> **Task material**
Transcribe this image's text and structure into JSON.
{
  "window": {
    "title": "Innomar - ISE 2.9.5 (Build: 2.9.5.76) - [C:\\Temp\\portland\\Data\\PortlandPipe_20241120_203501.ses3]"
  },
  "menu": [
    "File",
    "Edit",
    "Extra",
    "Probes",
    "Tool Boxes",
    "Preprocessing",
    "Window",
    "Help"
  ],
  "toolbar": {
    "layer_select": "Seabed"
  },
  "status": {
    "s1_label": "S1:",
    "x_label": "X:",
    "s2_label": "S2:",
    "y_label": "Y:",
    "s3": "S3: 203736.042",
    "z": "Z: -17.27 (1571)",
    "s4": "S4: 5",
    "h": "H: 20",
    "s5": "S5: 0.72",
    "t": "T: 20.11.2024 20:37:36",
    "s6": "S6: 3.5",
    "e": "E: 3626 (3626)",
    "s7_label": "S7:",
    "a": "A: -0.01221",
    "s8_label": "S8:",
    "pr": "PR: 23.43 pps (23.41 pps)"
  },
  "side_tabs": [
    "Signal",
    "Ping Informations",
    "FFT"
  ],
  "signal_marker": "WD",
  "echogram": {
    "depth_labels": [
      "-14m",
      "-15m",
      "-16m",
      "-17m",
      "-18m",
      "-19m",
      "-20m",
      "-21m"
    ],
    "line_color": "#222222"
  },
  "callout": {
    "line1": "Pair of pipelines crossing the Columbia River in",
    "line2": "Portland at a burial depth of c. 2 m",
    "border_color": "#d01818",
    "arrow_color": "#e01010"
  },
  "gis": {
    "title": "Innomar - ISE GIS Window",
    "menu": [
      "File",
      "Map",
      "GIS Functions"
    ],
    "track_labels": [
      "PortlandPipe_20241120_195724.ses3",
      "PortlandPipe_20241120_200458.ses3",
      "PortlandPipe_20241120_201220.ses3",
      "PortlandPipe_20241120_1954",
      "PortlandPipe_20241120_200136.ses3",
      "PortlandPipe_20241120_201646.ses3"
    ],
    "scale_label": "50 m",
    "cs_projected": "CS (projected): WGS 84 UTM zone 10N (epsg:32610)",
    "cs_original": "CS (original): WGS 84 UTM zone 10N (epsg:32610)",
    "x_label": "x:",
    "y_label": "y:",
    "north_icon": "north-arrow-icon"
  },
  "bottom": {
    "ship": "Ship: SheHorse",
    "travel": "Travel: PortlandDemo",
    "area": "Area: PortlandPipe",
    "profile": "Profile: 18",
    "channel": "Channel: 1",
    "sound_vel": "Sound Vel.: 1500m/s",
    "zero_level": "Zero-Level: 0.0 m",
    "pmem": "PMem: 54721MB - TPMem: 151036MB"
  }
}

> **What is expected**
Return all of the data exactly as it reads.

> **Solution**
Transcribe this image's text and structure into JSON.
{
  "window": {
    "title": "Innomar - ISE 2.9.5 (Build: 2.9.5.76) - [C:\\Temp\\portland\\Data\\PortlandPipe_20241120_203501.ses3]"
  },
  "menu": [
    "File",
    "Edit",
    "Extra",
    "Probes",
    "Tool Boxes",
    "Preprocessing",
    "Window",
    "Help"
  ],
  "toolbar": {
    "layer_select": "Seabed"
  },
  "status": {
    "s1_label": "S1:",
    "x_label": "X:",
    "s2_label": "S2:",
    "y_label": "Y:",
    "s3": "S3: 203736.042",
    "z": "Z: -17.27 (1571)",
    "s4": "S4: 5",
    "h": "H: 20",
    "s5": "S5: 0.72",
    "t": "T: 20.11.2024 20:37:36",
    "s6": "S6: 3.5",
    "e": "E: 3626 (3626)",
    "s7_label": "S7:",
    "a": "A: -0.01221",
    "s8_label": "S8:",
    "pr": "PR: 23.43 pps (23.41 pps)"
  },
  "side_tabs": [
    "Signal",
    "Ping Informations",
    "FFT"
  ],
  "signal_marker": "WD",
  "echogram": {
    "depth_labels": [
      "-14m",
      "-15m",
      "-16m",
      "-17m",
      "-18m",
      "-19m",
      "-20m",
      "-21m"
    ],
    "line_color": "#222222"
  },
  "callout": {
    "line1": "Pair of pipelines crossing the Columbia River in",
    "line2": "Portland at a burial depth of c. 2 m",
    "border_color": "#d01818",
    "arrow_color": "#e01010"
  },
  "gis": {
    "title": "Innomar - ISE GIS Window",
    "menu": [
      "File",
      "Map",
      "GIS Functions"
    ],
    "track_labels": [
      "PortlandPipe_20241120_195724.ses3",
      "PortlandPipe_20241120_200458.ses3",
      "PortlandPipe_20241120_201220.ses3",
      "PortlandPipe_20241120_1954",
      "PortlandPipe_20241120_200136.ses3",
      "PortlandPipe_20241120_201646.ses3"
    ],
    "scale_label": "50 m",
    "cs_projected": "CS (projected): WGS 84 UTM zone 10N (epsg:32610)",
    "cs_original": "CS (original): WGS 84 UTM zone 10N (epsg:32610)",
    "x_label": "x:",
    "y_label": "y:",
    "north_icon": "north-arrow-icon"
  },
  "bottom": {
    "ship": "Ship: SheHorse",
    "travel": "Travel: PortlandDemo",
    "area": "Area: PortlandPipe",
    "profile": "Profile: 18",
    "channel": "Channel: 1",
    "sound_vel": "Sound Vel.: 1500m/s",
    "zero_level": "Zero-Level: 0.0 m",
    "pmem": "PMem: 54721MB - TPMem: 151036MB"
  }
}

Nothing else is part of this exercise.